#### Supplied information

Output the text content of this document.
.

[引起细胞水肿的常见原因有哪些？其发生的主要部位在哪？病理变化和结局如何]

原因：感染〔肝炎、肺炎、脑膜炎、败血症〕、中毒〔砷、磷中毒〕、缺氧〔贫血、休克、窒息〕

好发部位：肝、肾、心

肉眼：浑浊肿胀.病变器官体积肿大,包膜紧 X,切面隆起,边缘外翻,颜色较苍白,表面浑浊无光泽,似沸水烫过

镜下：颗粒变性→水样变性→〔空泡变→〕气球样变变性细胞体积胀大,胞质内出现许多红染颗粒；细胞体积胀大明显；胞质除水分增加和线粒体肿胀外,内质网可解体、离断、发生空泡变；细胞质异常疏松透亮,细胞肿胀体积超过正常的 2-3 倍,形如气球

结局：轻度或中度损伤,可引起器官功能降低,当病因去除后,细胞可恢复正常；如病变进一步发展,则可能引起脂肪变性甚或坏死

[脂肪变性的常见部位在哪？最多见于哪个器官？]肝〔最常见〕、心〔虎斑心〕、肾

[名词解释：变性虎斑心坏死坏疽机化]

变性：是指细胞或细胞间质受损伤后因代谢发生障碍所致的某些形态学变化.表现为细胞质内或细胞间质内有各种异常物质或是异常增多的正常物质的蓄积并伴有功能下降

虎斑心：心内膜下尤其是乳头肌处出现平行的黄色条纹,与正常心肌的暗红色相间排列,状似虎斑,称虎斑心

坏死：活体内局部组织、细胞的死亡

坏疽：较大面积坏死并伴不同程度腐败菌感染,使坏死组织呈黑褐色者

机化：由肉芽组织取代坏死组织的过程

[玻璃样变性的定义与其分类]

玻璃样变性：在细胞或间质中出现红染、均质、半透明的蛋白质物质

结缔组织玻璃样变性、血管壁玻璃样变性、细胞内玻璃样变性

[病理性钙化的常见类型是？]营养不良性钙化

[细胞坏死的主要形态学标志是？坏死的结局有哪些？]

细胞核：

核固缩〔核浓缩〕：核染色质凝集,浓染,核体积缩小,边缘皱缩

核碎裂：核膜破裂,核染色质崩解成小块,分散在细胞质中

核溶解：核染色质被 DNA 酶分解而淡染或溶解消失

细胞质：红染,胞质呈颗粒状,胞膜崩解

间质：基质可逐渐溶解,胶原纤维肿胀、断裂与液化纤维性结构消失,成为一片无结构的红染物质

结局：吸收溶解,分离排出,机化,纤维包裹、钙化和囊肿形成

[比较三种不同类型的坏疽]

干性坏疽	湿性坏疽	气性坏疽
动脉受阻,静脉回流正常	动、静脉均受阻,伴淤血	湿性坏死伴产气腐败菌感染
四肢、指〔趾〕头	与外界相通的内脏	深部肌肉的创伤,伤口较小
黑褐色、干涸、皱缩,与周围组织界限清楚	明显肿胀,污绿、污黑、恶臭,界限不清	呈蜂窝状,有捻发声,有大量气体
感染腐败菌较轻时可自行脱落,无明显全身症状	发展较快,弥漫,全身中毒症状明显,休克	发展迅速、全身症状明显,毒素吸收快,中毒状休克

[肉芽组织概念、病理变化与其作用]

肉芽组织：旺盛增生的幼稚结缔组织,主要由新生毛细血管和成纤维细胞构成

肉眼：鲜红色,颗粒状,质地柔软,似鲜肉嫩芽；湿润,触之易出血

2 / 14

########

* Given exercise
Give all the entries again exactly; leave none out.

* Full answer
Output the text content of this document.
.

[引起细胞水肿的常见原因有哪些？其发生的主要部位在哪？病理变化和结局如何]

原因：感染〔肝炎、肺炎、脑膜炎、败血症〕、中毒〔砷、磷中毒〕、缺氧〔贫血、休克、窒息〕

好发部位：肝、肾、心

肉眼：浑浊肿胀.病变器官体积肿大,包膜紧 X,切面隆起,边缘外翻,颜色较苍白,表面浑浊无光泽,似沸水烫过

镜下：颗粒变性→水样变性→〔空泡变→〕气球样变变性细胞体积胀大,胞质内出现许多红染颗粒；细胞体积胀大明显；胞质除水分增加和线粒体肿胀外,内质网可解体、离断、发生空泡变；细胞质异常疏松透亮,细胞肿胀体积超过正常的 2-3 倍,形如气球

结局：轻度或中度损伤,可引起器官功能降低,当病因去除后,细胞可恢复正常；如病变进一步发展,则可能引起脂肪变性甚或坏死

[脂肪变性的常见部位在哪？最多见于哪个器官？]肝〔最常见〕、心〔虎斑心〕、肾

[名词解释：变性虎斑心坏死坏疽机化]

变性：是指细胞或细胞间质受损伤后因代谢发生障碍所致的某些形态学变化.表现为细胞质内或细胞间质内有各种异常物质或是异常增多的正常物质的蓄积并伴有功能下降

虎斑心：心内膜下尤其是乳头肌处出现平行的黄色条纹,与正常心肌的暗红色相间排列,状似虎斑,称虎斑心

坏死：活体内局部组织、细胞的死亡

坏疽：较大面积坏死并伴不同程度腐败菌感染,使坏死组织呈黑褐色者

机化：由肉芽组织取代坏死组织的过程

[玻璃样变性的定义与其分类]

玻璃样变性：在细胞或间质中出现红染、均质、半透明的蛋白质物质

结缔组织玻璃样变性、血管壁玻璃样变性、细胞内玻璃样变性

[病理性钙化的常见类型是？]营养不良性钙化

[细胞坏死的主要形态学标志是？坏死的结局有哪些？]

细胞核：

核固缩〔核浓缩〕：核染色质凝集,浓染,核体积缩小,边缘皱缩

核碎裂：核膜破裂,核染色质崩解成小块,分散在细胞质中

核溶解：核染色质被 DNA 酶分解而淡染或溶解消失

细胞质：红染,胞质呈颗粒状,胞膜崩解

间质：基质可逐渐溶解,胶原纤维肿胀、断裂与液化纤维性结构消失,成为一片无结构的红染物质

结局：吸收溶解,分离排出,机化,纤维包裹、钙化和囊肿形成

[比较三种不同类型的坏疽]

干性坏疽	湿性坏疽	气性坏疽
动脉受阻,静脉回流正常	动、静脉均受阻,伴淤血	湿性坏死伴产气腐败菌感染
四肢、指〔趾〕头	与外界相通的内脏	深部肌肉的创伤,伤口较小
黑褐色、干涸、皱缩,与周围组织界限清楚	明显肿胀,污绿、污黑、恶臭,界限不清	呈蜂窝状,有捻发声,有大量气体
感染腐败菌较轻时可自行脱落,无明显全身症状	发展较快,弥漫,全身中毒症状明显,休克	发展迅速、全身症状明显,毒素吸收快,中毒状休克

[肉芽组织概念、病理变化与其作用]

肉芽组织：旺盛增生的幼稚结缔组织,主要由新生毛细血管和成纤维细胞构成

肉眼：鲜红色,颗粒状,质地柔软,似鲜肉嫩芽；湿润,触之易出血

2 / 14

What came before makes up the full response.